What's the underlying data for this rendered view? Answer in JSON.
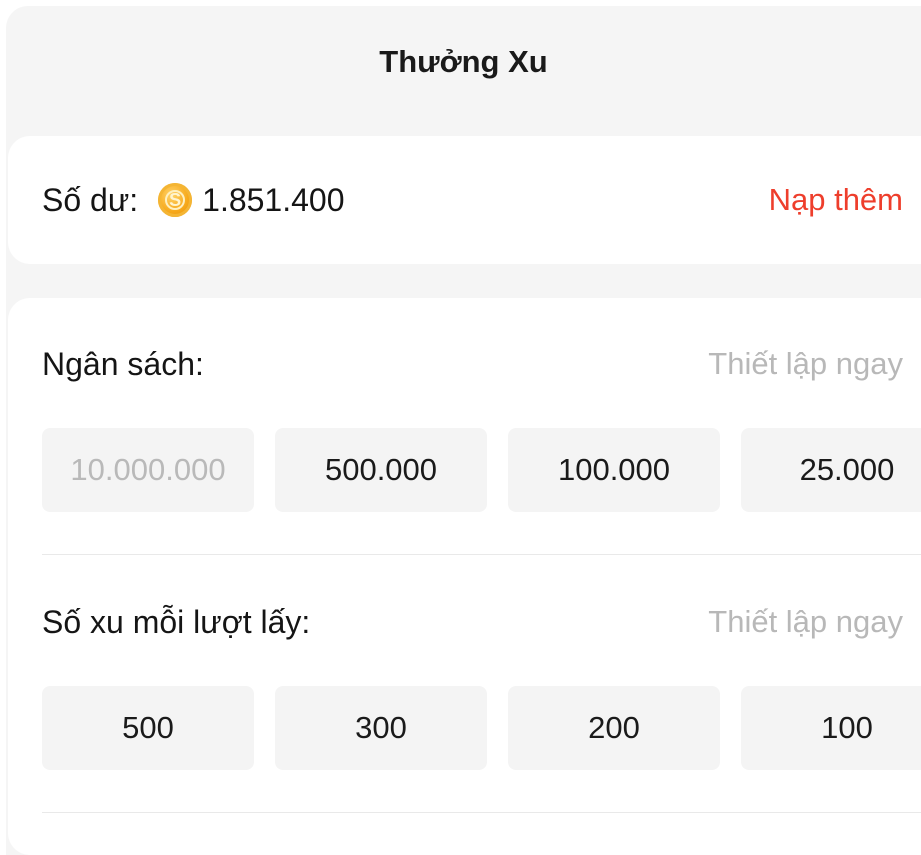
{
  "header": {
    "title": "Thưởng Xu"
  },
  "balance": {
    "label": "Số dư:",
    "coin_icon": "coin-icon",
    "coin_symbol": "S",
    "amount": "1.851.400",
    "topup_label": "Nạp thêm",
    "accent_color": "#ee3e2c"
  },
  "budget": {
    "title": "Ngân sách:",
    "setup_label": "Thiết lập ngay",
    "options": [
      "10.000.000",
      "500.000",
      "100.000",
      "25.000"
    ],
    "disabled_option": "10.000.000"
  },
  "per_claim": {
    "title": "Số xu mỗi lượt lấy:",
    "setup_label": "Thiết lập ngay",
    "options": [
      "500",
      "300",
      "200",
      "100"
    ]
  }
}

---

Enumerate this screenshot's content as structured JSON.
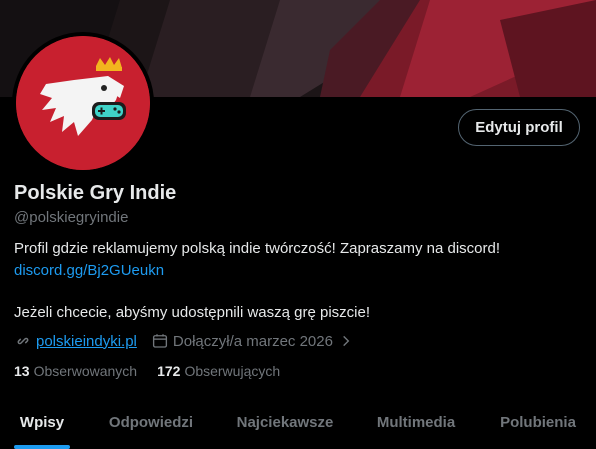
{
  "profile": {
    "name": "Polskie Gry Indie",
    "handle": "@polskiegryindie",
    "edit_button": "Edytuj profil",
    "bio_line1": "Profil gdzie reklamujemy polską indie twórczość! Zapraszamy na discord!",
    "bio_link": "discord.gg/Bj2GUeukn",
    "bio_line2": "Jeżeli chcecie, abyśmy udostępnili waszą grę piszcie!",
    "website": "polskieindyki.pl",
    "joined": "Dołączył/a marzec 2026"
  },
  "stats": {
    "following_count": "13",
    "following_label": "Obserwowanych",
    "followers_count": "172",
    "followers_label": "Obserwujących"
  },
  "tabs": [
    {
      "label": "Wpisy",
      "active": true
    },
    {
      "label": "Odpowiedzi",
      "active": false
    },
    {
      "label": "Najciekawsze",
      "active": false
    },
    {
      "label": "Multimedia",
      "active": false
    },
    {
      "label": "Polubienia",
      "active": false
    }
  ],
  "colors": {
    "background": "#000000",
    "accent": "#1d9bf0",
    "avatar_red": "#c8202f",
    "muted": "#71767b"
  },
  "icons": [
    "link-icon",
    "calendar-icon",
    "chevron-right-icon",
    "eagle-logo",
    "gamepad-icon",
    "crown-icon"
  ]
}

# WRITTEN REQUEST
Go through the listing above and return every line where the word "this" occurs.

# CORRECT ANSWER
What's the underlying data for this rendered view? Answer in JSON.
Enumerate this screenshot's content as structured JSON.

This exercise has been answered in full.